Records from a data collection
_ _ _ _
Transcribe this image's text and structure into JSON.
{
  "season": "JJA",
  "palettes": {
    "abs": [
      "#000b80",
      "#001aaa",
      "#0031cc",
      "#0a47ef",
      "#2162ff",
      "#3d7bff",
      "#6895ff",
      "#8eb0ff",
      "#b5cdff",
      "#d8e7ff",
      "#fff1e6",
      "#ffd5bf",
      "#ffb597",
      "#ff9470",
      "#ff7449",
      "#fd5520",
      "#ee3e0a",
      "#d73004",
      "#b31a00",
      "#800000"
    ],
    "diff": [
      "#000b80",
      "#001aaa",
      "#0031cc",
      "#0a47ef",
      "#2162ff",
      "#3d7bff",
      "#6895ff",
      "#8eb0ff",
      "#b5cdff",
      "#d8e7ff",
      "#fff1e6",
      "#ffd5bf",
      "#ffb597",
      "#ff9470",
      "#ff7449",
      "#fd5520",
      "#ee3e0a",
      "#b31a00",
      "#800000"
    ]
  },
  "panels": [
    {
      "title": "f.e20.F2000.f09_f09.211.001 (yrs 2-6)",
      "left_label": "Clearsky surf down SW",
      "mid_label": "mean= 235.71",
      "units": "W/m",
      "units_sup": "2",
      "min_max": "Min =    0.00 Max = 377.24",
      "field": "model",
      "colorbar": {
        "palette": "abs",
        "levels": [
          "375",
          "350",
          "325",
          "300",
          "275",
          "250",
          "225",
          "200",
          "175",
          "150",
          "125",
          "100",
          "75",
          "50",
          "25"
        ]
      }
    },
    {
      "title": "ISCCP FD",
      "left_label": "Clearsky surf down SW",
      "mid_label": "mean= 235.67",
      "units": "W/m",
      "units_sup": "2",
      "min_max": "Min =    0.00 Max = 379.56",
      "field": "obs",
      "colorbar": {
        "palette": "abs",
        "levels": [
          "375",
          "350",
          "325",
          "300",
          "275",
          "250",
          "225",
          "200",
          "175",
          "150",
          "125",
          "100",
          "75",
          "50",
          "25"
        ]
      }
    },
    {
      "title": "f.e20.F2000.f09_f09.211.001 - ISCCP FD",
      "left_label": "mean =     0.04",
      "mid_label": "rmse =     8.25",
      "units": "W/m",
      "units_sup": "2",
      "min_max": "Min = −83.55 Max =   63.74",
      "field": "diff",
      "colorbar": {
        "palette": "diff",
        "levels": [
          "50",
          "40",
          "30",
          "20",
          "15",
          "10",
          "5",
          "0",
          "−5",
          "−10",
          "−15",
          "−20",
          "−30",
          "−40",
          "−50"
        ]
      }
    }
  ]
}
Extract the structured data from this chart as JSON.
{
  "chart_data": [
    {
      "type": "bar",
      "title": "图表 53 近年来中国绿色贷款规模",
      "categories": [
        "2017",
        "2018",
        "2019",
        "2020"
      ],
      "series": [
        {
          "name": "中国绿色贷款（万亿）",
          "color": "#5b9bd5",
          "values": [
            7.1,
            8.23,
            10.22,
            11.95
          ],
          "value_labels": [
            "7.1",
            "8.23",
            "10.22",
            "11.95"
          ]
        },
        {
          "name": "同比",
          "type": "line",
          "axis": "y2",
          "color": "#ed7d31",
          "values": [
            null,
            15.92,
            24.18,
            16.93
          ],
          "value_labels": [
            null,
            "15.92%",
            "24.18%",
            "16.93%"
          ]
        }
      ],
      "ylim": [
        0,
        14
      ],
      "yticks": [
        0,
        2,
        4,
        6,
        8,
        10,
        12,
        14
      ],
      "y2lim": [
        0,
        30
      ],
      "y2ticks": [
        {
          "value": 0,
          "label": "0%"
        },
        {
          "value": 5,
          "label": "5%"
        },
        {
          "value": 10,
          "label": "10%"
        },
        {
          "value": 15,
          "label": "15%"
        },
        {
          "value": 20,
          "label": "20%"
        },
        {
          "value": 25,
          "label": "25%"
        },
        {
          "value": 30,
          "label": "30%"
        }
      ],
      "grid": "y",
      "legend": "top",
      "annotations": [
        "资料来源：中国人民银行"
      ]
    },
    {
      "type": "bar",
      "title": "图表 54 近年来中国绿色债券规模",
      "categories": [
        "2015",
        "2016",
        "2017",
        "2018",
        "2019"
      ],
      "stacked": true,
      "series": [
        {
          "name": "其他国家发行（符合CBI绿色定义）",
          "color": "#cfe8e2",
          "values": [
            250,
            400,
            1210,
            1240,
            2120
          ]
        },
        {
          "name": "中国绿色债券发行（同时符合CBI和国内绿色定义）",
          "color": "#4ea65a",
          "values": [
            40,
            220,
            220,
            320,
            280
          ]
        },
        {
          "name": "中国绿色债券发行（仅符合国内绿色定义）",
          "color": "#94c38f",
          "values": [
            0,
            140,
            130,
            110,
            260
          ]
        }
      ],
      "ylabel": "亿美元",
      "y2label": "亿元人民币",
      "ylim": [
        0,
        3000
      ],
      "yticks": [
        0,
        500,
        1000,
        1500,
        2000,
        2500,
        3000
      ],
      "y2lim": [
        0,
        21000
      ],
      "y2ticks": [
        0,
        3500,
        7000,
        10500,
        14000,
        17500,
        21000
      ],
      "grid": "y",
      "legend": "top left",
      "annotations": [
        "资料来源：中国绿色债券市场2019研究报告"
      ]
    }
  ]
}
_ _ _ _
All lines in the data that contain the word "JSON" should be copied.

Transcribe this image's text and structure into JSON.
Extract the structured data from this chart as JSON.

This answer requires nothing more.